▶ [What is being asked]: Leaving out the pictures, retype all the material exactly.
---- Exercise input
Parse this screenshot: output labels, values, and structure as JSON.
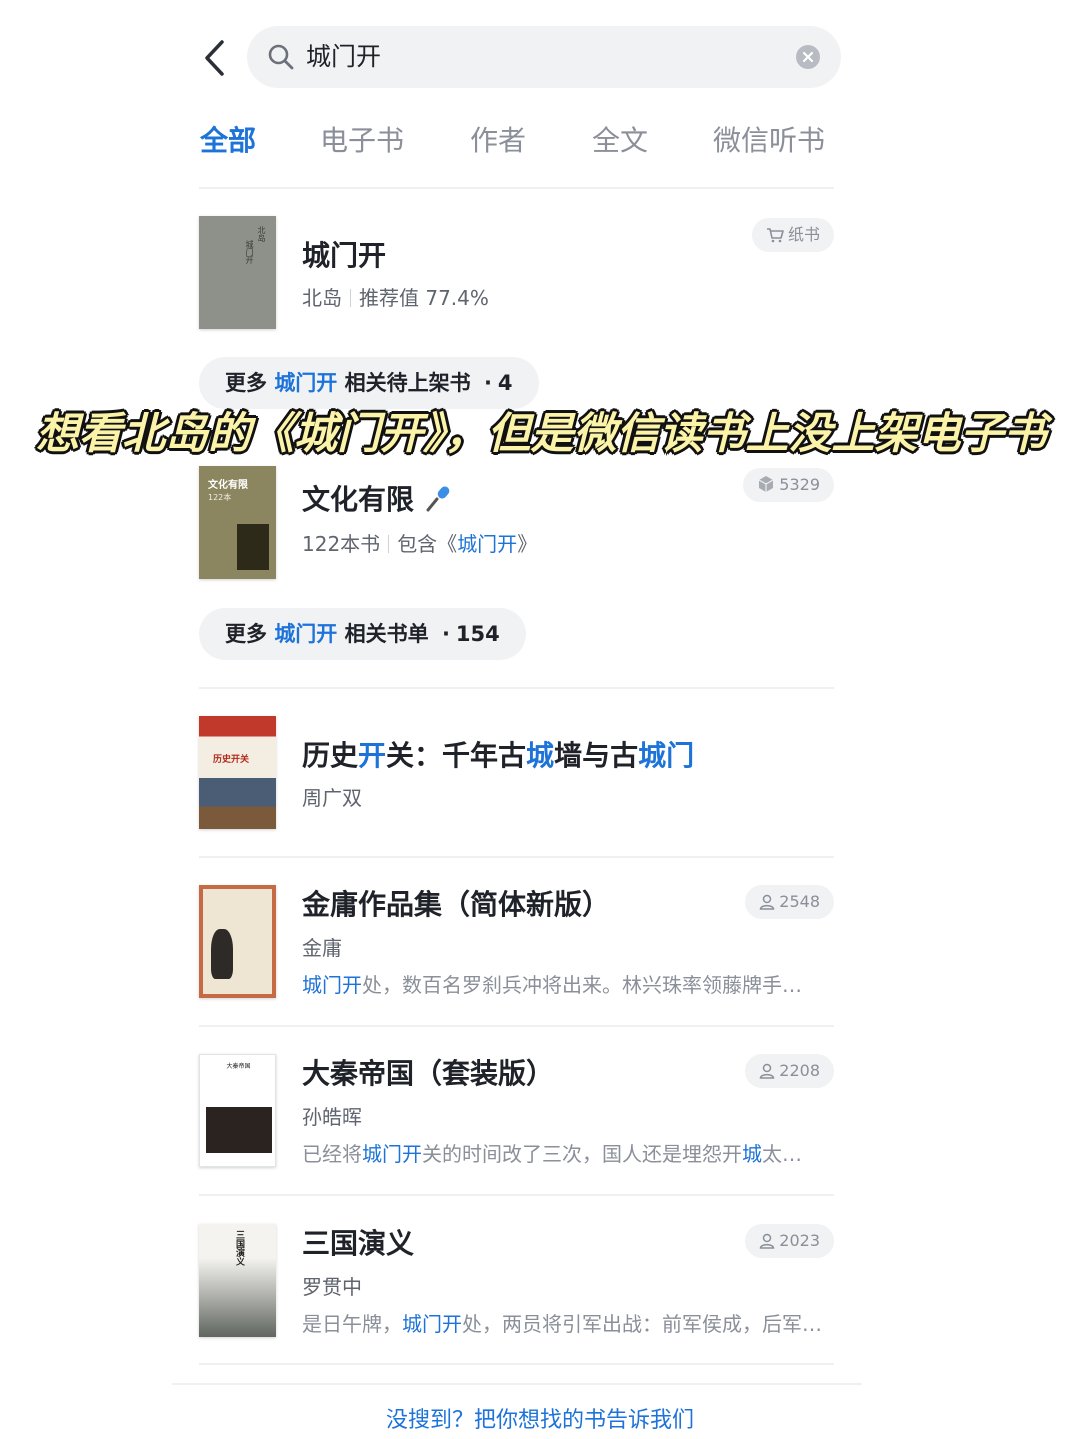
{
  "search": {
    "query": "城门开"
  },
  "tabs": [
    {
      "label": "全部",
      "active": true
    },
    {
      "label": "电子书",
      "active": false
    },
    {
      "label": "作者",
      "active": false
    },
    {
      "label": "全文",
      "active": false
    },
    {
      "label": "微信听书",
      "active": false
    }
  ],
  "top_result": {
    "cover_text": [
      "北岛",
      "城门开"
    ],
    "title": "城门开",
    "author": "北岛",
    "recommend": "推荐值 77.4%",
    "badge": "纸书"
  },
  "more_books": {
    "prefix": "更多",
    "keyword": "城门开",
    "suffix": "相关待上架书",
    "dot": "·",
    "count": "4"
  },
  "overlay_caption": "想看北岛的《城门开》，但是微信读书上没上架电子书",
  "booklist": {
    "cover_title": "文化有限",
    "cover_count": "122本",
    "title": "文化有限",
    "title_icon": "microphone-emoji",
    "count": "122本书",
    "contains_prefix": "包含《",
    "contains_keyword": "城门开",
    "contains_suffix": "》",
    "badge": "5329"
  },
  "more_lists": {
    "prefix": "更多",
    "keyword": "城门开",
    "suffix": "相关书单",
    "dot": "·",
    "count": "154"
  },
  "results": [
    {
      "title_parts": [
        {
          "text": "历史",
          "hl": false
        },
        {
          "text": "开",
          "hl": true
        },
        {
          "text": "关：千年古",
          "hl": false
        },
        {
          "text": "城",
          "hl": true
        },
        {
          "text": "墙与古",
          "hl": false
        },
        {
          "text": "城门",
          "hl": true
        }
      ],
      "author": "周广双",
      "cover_text": "历史开关"
    },
    {
      "title": "金庸作品集（简体新版）",
      "author": "金庸",
      "badge": "2548",
      "snippet_parts": [
        {
          "text": "城门开",
          "hl": true
        },
        {
          "text": "处，数百名罗刹兵冲将出来。林兴珠率领藤牌手…",
          "hl": false
        }
      ]
    },
    {
      "title": "大秦帝国（套装版）",
      "author": "孙皓晖",
      "badge": "2208",
      "cover_text": "大秦帝国",
      "snippet_parts": [
        {
          "text": "已经将",
          "hl": false
        },
        {
          "text": "城门开",
          "hl": true
        },
        {
          "text": "关的时间改了三次，国人还是埋怨开",
          "hl": false
        },
        {
          "text": "城",
          "hl": true
        },
        {
          "text": "太…",
          "hl": false
        }
      ]
    },
    {
      "title": "三国演义",
      "author": "罗贯中",
      "badge": "2023",
      "cover_text": "三国演义",
      "snippet_parts": [
        {
          "text": "是日午牌，",
          "hl": false
        },
        {
          "text": "城门开",
          "hl": true
        },
        {
          "text": "处，两员将引军出战：前军侯成，后军…",
          "hl": false
        }
      ]
    }
  ],
  "footer": "没搜到？把你想找的书告诉我们",
  "colors": {
    "accent": "#1d73d8",
    "text": "#1f2329",
    "muted": "#8a8f99",
    "chip_bg": "#f1f2f4",
    "overlay_text": "#fbf3a8"
  }
}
--------
▶ [Reply to the exercise]:
Parse this screenshot: output labels, values, and structure as JSON.
{
  "search": {
    "query": "城门开"
  },
  "tabs": [
    {
      "label": "全部",
      "active": true
    },
    {
      "label": "电子书",
      "active": false
    },
    {
      "label": "作者",
      "active": false
    },
    {
      "label": "全文",
      "active": false
    },
    {
      "label": "微信听书",
      "active": false
    }
  ],
  "top_result": {
    "cover_text": [
      "北岛",
      "城门开"
    ],
    "title": "城门开",
    "author": "北岛",
    "recommend": "推荐值 77.4%",
    "badge": "纸书"
  },
  "more_books": {
    "prefix": "更多",
    "keyword": "城门开",
    "suffix": "相关待上架书",
    "dot": "·",
    "count": "4"
  },
  "overlay_caption": "想看北岛的《城门开》，但是微信读书上没上架电子书",
  "booklist": {
    "cover_title": "文化有限",
    "cover_count": "122本",
    "title": "文化有限",
    "title_icon": "microphone-emoji",
    "count": "122本书",
    "contains_prefix": "包含《",
    "contains_keyword": "城门开",
    "contains_suffix": "》",
    "badge": "5329"
  },
  "more_lists": {
    "prefix": "更多",
    "keyword": "城门开",
    "suffix": "相关书单",
    "dot": "·",
    "count": "154"
  },
  "results": [
    {
      "title_parts": [
        {
          "text": "历史",
          "hl": false
        },
        {
          "text": "开",
          "hl": true
        },
        {
          "text": "关：千年古",
          "hl": false
        },
        {
          "text": "城",
          "hl": true
        },
        {
          "text": "墙与古",
          "hl": false
        },
        {
          "text": "城门",
          "hl": true
        }
      ],
      "author": "周广双",
      "cover_text": "历史开关"
    },
    {
      "title": "金庸作品集（简体新版）",
      "author": "金庸",
      "badge": "2548",
      "snippet_parts": [
        {
          "text": "城门开",
          "hl": true
        },
        {
          "text": "处，数百名罗刹兵冲将出来。林兴珠率领藤牌手…",
          "hl": false
        }
      ]
    },
    {
      "title": "大秦帝国（套装版）",
      "author": "孙皓晖",
      "badge": "2208",
      "cover_text": "大秦帝国",
      "snippet_parts": [
        {
          "text": "已经将",
          "hl": false
        },
        {
          "text": "城门开",
          "hl": true
        },
        {
          "text": "关的时间改了三次，国人还是埋怨开",
          "hl": false
        },
        {
          "text": "城",
          "hl": true
        },
        {
          "text": "太…",
          "hl": false
        }
      ]
    },
    {
      "title": "三国演义",
      "author": "罗贯中",
      "badge": "2023",
      "cover_text": "三国演义",
      "snippet_parts": [
        {
          "text": "是日午牌，",
          "hl": false
        },
        {
          "text": "城门开",
          "hl": true
        },
        {
          "text": "处，两员将引军出战：前军侯成，后军…",
          "hl": false
        }
      ]
    }
  ],
  "footer": "没搜到？把你想找的书告诉我们",
  "colors": {
    "accent": "#1d73d8",
    "text": "#1f2329",
    "muted": "#8a8f99",
    "chip_bg": "#f1f2f4",
    "overlay_text": "#fbf3a8"
  }
}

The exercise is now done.